▶ [Record extracts]
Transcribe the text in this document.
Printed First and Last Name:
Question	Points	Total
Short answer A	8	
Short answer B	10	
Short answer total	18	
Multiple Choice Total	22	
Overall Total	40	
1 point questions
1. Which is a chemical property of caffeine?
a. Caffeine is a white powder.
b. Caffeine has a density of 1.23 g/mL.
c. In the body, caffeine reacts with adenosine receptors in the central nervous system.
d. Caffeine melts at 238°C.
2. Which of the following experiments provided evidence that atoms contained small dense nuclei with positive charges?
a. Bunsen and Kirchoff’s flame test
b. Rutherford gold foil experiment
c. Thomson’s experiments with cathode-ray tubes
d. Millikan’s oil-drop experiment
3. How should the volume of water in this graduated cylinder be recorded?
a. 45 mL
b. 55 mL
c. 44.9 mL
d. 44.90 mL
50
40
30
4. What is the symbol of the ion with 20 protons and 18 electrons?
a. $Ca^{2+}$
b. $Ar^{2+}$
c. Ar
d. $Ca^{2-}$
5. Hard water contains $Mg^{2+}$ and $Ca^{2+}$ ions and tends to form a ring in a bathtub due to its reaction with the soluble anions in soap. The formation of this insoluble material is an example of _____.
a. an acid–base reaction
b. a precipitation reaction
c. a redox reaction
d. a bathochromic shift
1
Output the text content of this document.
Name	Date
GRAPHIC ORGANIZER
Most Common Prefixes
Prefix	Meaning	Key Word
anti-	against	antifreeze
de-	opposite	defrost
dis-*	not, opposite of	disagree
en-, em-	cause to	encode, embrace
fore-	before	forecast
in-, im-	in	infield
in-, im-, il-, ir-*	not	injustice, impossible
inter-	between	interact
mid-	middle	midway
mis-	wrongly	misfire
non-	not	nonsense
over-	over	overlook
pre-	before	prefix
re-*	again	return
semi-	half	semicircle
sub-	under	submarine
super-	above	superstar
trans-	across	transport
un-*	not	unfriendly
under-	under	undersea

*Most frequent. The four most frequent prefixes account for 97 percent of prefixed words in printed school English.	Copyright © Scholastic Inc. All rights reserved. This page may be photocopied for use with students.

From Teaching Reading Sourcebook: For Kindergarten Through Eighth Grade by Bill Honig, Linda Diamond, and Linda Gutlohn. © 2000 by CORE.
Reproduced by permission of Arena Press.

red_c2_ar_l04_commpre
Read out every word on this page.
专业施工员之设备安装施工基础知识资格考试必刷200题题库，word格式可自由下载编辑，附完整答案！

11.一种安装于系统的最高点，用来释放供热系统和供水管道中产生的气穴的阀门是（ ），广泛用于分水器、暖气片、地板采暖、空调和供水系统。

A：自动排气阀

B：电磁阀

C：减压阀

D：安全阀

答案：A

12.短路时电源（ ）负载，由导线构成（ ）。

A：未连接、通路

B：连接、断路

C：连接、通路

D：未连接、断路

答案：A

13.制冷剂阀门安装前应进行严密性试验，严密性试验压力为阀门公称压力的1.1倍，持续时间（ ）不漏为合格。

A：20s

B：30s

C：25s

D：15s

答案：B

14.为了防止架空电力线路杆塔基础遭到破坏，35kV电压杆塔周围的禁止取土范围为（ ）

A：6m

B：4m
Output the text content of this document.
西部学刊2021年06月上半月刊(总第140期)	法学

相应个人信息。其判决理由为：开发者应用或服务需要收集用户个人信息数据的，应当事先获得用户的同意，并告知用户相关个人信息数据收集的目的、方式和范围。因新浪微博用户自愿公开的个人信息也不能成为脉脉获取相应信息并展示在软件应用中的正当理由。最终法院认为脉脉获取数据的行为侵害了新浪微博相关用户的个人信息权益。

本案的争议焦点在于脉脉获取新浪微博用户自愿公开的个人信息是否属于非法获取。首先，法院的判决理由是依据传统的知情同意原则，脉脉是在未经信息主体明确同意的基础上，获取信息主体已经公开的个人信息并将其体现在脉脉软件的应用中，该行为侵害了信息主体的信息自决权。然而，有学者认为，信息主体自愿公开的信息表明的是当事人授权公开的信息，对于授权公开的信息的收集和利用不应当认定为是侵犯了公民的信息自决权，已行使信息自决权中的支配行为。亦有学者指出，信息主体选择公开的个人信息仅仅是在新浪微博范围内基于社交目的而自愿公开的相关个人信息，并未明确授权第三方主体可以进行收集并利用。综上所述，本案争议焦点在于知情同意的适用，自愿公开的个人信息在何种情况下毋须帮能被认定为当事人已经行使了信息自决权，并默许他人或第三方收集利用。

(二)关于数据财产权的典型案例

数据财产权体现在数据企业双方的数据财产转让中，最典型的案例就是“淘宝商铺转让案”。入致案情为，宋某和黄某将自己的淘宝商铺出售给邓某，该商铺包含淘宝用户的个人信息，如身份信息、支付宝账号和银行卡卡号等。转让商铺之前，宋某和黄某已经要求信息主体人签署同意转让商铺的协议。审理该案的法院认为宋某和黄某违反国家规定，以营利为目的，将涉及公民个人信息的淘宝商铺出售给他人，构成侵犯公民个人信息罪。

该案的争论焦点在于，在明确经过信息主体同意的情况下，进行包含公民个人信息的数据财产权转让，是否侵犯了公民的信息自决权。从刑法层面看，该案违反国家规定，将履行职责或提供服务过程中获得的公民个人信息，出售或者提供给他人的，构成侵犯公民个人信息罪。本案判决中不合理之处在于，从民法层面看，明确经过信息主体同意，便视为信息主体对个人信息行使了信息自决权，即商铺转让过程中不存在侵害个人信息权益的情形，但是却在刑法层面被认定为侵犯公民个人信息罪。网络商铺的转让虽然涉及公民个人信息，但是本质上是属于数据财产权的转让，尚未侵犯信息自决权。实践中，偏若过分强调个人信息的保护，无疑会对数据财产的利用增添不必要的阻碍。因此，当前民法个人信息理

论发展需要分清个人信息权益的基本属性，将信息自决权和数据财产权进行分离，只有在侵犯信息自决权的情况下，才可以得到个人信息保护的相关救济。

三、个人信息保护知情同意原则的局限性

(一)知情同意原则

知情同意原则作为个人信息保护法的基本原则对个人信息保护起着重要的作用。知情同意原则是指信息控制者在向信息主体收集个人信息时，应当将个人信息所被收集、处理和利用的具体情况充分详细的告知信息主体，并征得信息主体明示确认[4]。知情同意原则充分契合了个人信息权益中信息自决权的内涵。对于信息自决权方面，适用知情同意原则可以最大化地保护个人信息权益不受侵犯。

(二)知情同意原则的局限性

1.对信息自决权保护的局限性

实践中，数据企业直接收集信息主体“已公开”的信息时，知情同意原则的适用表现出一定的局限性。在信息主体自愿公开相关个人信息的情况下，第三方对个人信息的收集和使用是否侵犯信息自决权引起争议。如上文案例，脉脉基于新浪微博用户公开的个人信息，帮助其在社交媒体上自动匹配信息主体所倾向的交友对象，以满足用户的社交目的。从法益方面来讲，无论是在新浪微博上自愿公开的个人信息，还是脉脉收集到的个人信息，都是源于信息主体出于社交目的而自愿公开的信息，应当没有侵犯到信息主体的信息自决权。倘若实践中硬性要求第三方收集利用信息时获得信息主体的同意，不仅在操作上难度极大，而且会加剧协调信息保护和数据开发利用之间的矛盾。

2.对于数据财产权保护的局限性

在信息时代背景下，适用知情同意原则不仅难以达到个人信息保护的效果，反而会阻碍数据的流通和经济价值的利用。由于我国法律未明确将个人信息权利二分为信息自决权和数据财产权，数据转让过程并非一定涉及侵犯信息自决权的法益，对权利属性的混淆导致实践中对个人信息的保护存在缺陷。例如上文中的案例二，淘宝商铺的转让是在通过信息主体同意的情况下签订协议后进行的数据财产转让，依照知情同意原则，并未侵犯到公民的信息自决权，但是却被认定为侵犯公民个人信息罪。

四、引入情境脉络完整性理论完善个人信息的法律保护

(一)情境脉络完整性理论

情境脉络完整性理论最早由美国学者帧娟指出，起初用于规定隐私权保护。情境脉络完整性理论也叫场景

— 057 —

▶ [Requirement] Copy each line above that contains the word "page".

▶ [Answer to this exercise]
*Most frequent. The four most frequent prefixes account for 97 percent of prefixed words in printed school English.	Copyright © Scholastic Inc. All rights reserved. This page may be photocopied for use with students.
Read out every word on this page.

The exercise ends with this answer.